#### A run of records
========================================
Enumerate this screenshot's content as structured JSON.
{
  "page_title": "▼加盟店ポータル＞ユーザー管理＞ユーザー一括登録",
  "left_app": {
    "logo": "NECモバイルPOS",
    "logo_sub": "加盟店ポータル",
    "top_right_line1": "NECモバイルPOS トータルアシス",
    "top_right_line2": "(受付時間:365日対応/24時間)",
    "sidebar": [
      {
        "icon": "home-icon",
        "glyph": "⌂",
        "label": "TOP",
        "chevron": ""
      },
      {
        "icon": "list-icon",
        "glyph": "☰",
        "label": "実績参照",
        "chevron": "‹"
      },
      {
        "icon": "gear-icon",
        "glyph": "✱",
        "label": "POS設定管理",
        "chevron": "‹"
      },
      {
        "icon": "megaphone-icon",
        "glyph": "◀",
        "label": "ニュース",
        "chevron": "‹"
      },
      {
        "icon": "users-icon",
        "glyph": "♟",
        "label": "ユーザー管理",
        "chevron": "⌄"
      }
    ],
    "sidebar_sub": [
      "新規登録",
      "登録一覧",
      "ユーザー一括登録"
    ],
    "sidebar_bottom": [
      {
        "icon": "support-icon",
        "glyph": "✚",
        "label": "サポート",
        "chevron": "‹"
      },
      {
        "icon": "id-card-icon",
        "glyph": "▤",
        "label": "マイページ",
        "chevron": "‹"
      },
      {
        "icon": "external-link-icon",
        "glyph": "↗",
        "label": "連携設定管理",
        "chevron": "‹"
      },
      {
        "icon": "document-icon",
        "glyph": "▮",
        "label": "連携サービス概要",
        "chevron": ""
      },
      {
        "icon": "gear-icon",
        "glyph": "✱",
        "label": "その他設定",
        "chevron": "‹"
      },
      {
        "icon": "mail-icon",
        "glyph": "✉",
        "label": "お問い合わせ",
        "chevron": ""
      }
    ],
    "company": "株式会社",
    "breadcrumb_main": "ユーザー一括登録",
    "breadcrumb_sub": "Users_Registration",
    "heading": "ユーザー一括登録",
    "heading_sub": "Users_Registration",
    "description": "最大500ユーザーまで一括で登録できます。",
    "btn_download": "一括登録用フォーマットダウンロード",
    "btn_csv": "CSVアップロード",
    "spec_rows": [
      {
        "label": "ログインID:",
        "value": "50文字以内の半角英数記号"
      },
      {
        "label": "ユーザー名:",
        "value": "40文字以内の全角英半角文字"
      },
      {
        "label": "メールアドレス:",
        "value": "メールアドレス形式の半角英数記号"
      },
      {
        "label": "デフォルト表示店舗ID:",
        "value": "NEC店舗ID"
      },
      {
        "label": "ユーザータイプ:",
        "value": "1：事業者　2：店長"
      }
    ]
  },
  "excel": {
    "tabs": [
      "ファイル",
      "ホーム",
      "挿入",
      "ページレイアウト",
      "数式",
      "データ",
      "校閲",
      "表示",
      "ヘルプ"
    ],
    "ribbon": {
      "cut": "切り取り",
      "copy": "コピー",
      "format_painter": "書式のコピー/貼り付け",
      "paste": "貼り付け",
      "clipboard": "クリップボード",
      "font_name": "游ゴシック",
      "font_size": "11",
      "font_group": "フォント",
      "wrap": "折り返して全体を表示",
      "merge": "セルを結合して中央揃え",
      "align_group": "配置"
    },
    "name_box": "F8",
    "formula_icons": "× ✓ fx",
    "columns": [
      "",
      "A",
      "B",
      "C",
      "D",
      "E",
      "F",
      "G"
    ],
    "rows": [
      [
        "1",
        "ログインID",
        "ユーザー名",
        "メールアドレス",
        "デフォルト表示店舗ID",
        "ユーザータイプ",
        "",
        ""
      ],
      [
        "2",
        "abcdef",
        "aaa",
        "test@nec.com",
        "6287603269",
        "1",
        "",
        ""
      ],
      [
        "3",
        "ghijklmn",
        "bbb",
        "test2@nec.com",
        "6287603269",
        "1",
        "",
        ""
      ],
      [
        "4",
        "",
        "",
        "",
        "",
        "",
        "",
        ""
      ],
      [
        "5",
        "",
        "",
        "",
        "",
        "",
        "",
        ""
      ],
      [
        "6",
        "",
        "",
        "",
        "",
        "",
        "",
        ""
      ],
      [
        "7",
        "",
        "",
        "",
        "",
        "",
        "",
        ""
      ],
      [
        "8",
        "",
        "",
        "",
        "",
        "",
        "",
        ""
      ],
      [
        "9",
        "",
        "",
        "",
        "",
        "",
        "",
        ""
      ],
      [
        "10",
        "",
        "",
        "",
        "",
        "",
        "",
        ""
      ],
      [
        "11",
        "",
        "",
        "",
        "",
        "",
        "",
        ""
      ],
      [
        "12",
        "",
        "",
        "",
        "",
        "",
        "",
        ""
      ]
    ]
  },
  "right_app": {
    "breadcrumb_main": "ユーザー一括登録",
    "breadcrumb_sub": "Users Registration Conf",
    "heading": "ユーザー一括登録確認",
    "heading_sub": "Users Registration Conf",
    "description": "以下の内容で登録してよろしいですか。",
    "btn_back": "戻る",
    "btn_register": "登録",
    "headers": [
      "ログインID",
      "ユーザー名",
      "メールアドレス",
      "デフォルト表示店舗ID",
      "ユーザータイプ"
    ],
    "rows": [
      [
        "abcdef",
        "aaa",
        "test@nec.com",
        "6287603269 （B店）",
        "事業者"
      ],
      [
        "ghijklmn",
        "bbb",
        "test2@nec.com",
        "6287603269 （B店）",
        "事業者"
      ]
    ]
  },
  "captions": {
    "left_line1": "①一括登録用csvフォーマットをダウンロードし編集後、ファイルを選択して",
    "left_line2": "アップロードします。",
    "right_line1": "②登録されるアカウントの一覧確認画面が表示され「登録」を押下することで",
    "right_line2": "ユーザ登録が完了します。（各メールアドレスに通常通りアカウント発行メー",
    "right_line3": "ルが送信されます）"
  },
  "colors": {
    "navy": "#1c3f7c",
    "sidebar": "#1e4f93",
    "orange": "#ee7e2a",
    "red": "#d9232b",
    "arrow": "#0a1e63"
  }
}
========================================
#### Instructions for the task
Show all lines in the entries above where the string "加盟店ポータル" appears.

#### Completed exercise
  "page_title": "▼加盟店ポータル＞ユーザー管理＞ユーザー一括登録",
    "logo_sub": "加盟店ポータル",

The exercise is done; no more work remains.